== PROBLEM STATEMENT ==
Reproduce every entry exactly.

== DATA LISTING ==
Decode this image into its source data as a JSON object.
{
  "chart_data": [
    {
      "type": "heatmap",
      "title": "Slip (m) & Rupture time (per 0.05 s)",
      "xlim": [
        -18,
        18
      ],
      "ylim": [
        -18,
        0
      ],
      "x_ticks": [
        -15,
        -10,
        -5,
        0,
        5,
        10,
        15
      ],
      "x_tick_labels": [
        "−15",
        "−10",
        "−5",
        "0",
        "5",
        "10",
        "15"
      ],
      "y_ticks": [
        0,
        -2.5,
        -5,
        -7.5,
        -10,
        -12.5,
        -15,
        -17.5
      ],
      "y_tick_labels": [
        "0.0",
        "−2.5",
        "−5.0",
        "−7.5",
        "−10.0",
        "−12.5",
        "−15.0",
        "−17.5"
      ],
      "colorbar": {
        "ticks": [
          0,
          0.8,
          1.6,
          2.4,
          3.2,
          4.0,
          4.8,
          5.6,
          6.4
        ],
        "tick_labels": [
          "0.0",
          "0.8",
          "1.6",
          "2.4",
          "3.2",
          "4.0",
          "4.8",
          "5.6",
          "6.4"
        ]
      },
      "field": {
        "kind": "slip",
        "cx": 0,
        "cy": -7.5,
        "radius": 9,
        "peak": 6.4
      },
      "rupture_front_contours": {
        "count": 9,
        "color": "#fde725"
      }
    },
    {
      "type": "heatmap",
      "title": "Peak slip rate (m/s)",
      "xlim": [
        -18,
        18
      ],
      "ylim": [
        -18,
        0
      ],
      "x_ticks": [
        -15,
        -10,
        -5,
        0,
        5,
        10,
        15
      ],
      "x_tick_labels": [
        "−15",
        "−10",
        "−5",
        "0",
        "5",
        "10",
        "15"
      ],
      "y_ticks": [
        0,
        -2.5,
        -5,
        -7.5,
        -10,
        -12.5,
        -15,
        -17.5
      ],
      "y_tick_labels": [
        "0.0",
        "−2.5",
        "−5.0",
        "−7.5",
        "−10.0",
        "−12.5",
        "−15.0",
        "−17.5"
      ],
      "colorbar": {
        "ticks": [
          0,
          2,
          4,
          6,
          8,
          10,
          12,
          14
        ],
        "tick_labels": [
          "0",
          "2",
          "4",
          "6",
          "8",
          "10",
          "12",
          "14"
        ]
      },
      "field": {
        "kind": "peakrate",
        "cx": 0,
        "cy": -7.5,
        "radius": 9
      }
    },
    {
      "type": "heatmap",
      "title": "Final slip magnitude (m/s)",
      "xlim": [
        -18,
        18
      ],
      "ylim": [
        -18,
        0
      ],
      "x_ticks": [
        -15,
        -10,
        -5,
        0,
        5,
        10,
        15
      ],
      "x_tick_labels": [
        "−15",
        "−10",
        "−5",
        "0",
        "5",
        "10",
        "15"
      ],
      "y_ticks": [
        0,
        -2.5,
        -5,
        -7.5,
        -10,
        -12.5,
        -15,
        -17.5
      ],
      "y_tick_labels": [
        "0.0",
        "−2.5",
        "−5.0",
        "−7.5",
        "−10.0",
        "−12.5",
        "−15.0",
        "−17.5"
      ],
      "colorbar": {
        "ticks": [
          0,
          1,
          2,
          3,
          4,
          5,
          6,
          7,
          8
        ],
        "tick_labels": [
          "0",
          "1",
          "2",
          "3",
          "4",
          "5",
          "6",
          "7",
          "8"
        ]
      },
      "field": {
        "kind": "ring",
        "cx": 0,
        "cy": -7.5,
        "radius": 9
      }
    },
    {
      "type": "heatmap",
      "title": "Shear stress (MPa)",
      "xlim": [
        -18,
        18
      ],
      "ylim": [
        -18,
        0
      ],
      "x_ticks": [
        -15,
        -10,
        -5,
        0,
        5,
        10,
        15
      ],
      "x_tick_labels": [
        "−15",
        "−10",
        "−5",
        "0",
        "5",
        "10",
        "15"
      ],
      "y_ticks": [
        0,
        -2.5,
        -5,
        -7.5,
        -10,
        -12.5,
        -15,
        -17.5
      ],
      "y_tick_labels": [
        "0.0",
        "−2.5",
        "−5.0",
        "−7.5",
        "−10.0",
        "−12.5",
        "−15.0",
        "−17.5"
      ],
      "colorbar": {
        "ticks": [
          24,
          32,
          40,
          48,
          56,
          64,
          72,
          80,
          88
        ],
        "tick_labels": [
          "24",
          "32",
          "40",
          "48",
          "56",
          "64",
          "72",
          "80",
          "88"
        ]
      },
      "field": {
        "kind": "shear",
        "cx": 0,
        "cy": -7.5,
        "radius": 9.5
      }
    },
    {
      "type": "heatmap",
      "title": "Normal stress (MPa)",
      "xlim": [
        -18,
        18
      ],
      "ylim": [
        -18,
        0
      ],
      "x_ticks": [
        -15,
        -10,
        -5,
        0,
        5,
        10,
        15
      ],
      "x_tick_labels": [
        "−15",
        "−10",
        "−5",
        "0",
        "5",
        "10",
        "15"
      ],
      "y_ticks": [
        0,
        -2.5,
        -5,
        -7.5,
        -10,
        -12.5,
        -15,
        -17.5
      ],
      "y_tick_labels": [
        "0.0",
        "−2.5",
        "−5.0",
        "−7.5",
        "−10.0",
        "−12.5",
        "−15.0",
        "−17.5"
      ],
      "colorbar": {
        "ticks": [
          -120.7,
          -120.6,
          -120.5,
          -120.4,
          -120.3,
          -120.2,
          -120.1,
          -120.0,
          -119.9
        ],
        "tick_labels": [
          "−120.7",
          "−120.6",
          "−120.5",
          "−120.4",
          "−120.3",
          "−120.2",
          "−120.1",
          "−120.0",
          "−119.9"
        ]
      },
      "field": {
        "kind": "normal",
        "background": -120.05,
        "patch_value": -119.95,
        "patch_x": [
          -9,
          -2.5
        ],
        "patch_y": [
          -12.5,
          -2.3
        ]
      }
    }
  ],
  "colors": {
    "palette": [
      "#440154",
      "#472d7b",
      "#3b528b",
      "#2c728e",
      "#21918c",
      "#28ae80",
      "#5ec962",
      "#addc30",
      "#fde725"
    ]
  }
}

== TASK ANSWER ==
Decode this image into its source data as a JSON object.
{
  "chart_data": [
    {
      "type": "heatmap",
      "title": "Slip (m) & Rupture time (per 0.05 s)",
      "xlim": [
        -18,
        18
      ],
      "ylim": [
        -18,
        0
      ],
      "x_ticks": [
        -15,
        -10,
        -5,
        0,
        5,
        10,
        15
      ],
      "x_tick_labels": [
        "−15",
        "−10",
        "−5",
        "0",
        "5",
        "10",
        "15"
      ],
      "y_ticks": [
        0,
        -2.5,
        -5,
        -7.5,
        -10,
        -12.5,
        -15,
        -17.5
      ],
      "y_tick_labels": [
        "0.0",
        "−2.5",
        "−5.0",
        "−7.5",
        "−10.0",
        "−12.5",
        "−15.0",
        "−17.5"
      ],
      "colorbar": {
        "ticks": [
          0,
          0.8,
          1.6,
          2.4,
          3.2,
          4.0,
          4.8,
          5.6,
          6.4
        ],
        "tick_labels": [
          "0.0",
          "0.8",
          "1.6",
          "2.4",
          "3.2",
          "4.0",
          "4.8",
          "5.6",
          "6.4"
        ]
      },
      "field": {
        "kind": "slip",
        "cx": 0,
        "cy": -7.5,
        "radius": 9,
        "peak": 6.4
      },
      "rupture_front_contours": {
        "count": 9,
        "color": "#fde725"
      }
    },
    {
      "type": "heatmap",
      "title": "Peak slip rate (m/s)",
      "xlim": [
        -18,
        18
      ],
      "ylim": [
        -18,
        0
      ],
      "x_ticks": [
        -15,
        -10,
        -5,
        0,
        5,
        10,
        15
      ],
      "x_tick_labels": [
        "−15",
        "−10",
        "−5",
        "0",
        "5",
        "10",
        "15"
      ],
      "y_ticks": [
        0,
        -2.5,
        -5,
        -7.5,
        -10,
        -12.5,
        -15,
        -17.5
      ],
      "y_tick_labels": [
        "0.0",
        "−2.5",
        "−5.0",
        "−7.5",
        "−10.0",
        "−12.5",
        "−15.0",
        "−17.5"
      ],
      "colorbar": {
        "ticks": [
          0,
          2,
          4,
          6,
          8,
          10,
          12,
          14
        ],
        "tick_labels": [
          "0",
          "2",
          "4",
          "6",
          "8",
          "10",
          "12",
          "14"
        ]
      },
      "field": {
        "kind": "peakrate",
        "cx": 0,
        "cy": -7.5,
        "radius": 9
      }
    },
    {
      "type": "heatmap",
      "title": "Final slip magnitude (m/s)",
      "xlim": [
        -18,
        18
      ],
      "ylim": [
        -18,
        0
      ],
      "x_ticks": [
        -15,
        -10,
        -5,
        0,
        5,
        10,
        15
      ],
      "x_tick_labels": [
        "−15",
        "−10",
        "−5",
        "0",
        "5",
        "10",
        "15"
      ],
      "y_ticks": [
        0,
        -2.5,
        -5,
        -7.5,
        -10,
        -12.5,
        -15,
        -17.5
      ],
      "y_tick_labels": [
        "0.0",
        "−2.5",
        "−5.0",
        "−7.5",
        "−10.0",
        "−12.5",
        "−15.0",
        "−17.5"
      ],
      "colorbar": {
        "ticks": [
          0,
          1,
          2,
          3,
          4,
          5,
          6,
          7,
          8
        ],
        "tick_labels": [
          "0",
          "1",
          "2",
          "3",
          "4",
          "5",
          "6",
          "7",
          "8"
        ]
      },
      "field": {
        "kind": "ring",
        "cx": 0,
        "cy": -7.5,
        "radius": 9
      }
    },
    {
      "type": "heatmap",
      "title": "Shear stress (MPa)",
      "xlim": [
        -18,
        18
      ],
      "ylim": [
        -18,
        0
      ],
      "x_ticks": [
        -15,
        -10,
        -5,
        0,
        5,
        10,
        15
      ],
      "x_tick_labels": [
        "−15",
        "−10",
        "−5",
        "0",
        "5",
        "10",
        "15"
      ],
      "y_ticks": [
        0,
        -2.5,
        -5,
        -7.5,
        -10,
        -12.5,
        -15,
        -17.5
      ],
      "y_tick_labels": [
        "0.0",
        "−2.5",
        "−5.0",
        "−7.5",
        "−10.0",
        "−12.5",
        "−15.0",
        "−17.5"
      ],
      "colorbar": {
        "ticks": [
          24,
          32,
          40,
          48,
          56,
          64,
          72,
          80,
          88
        ],
        "tick_labels": [
          "24",
          "32",
          "40",
          "48",
          "56",
          "64",
          "72",
          "80",
          "88"
        ]
      },
      "field": {
        "kind": "shear",
        "cx": 0,
        "cy": -7.5,
        "radius": 9.5
      }
    },
    {
      "type": "heatmap",
      "title": "Normal stress (MPa)",
      "xlim": [
        -18,
        18
      ],
      "ylim": [
        -18,
        0
      ],
      "x_ticks": [
        -15,
        -10,
        -5,
        0,
        5,
        10,
        15
      ],
      "x_tick_labels": [
        "−15",
        "−10",
        "−5",
        "0",
        "5",
        "10",
        "15"
      ],
      "y_ticks": [
        0,
        -2.5,
        -5,
        -7.5,
        -10,
        -12.5,
        -15,
        -17.5
      ],
      "y_tick_labels": [
        "0.0",
        "−2.5",
        "−5.0",
        "−7.5",
        "−10.0",
        "−12.5",
        "−15.0",
        "−17.5"
      ],
      "colorbar": {
        "ticks": [
          -120.7,
          -120.6,
          -120.5,
          -120.4,
          -120.3,
          -120.2,
          -120.1,
          -120.0,
          -119.9
        ],
        "tick_labels": [
          "−120.7",
          "−120.6",
          "−120.5",
          "−120.4",
          "−120.3",
          "−120.2",
          "−120.1",
          "−120.0",
          "−119.9"
        ]
      },
      "field": {
        "kind": "normal",
        "background": -120.05,
        "patch_value": -119.95,
        "patch_x": [
          -9,
          -2.5
        ],
        "patch_y": [
          -12.5,
          -2.3
        ]
      }
    }
  ],
  "colors": {
    "palette": [
      "#440154",
      "#472d7b",
      "#3b528b",
      "#2c728e",
      "#21918c",
      "#28ae80",
      "#5ec962",
      "#addc30",
      "#fde725"
    ]
  }
}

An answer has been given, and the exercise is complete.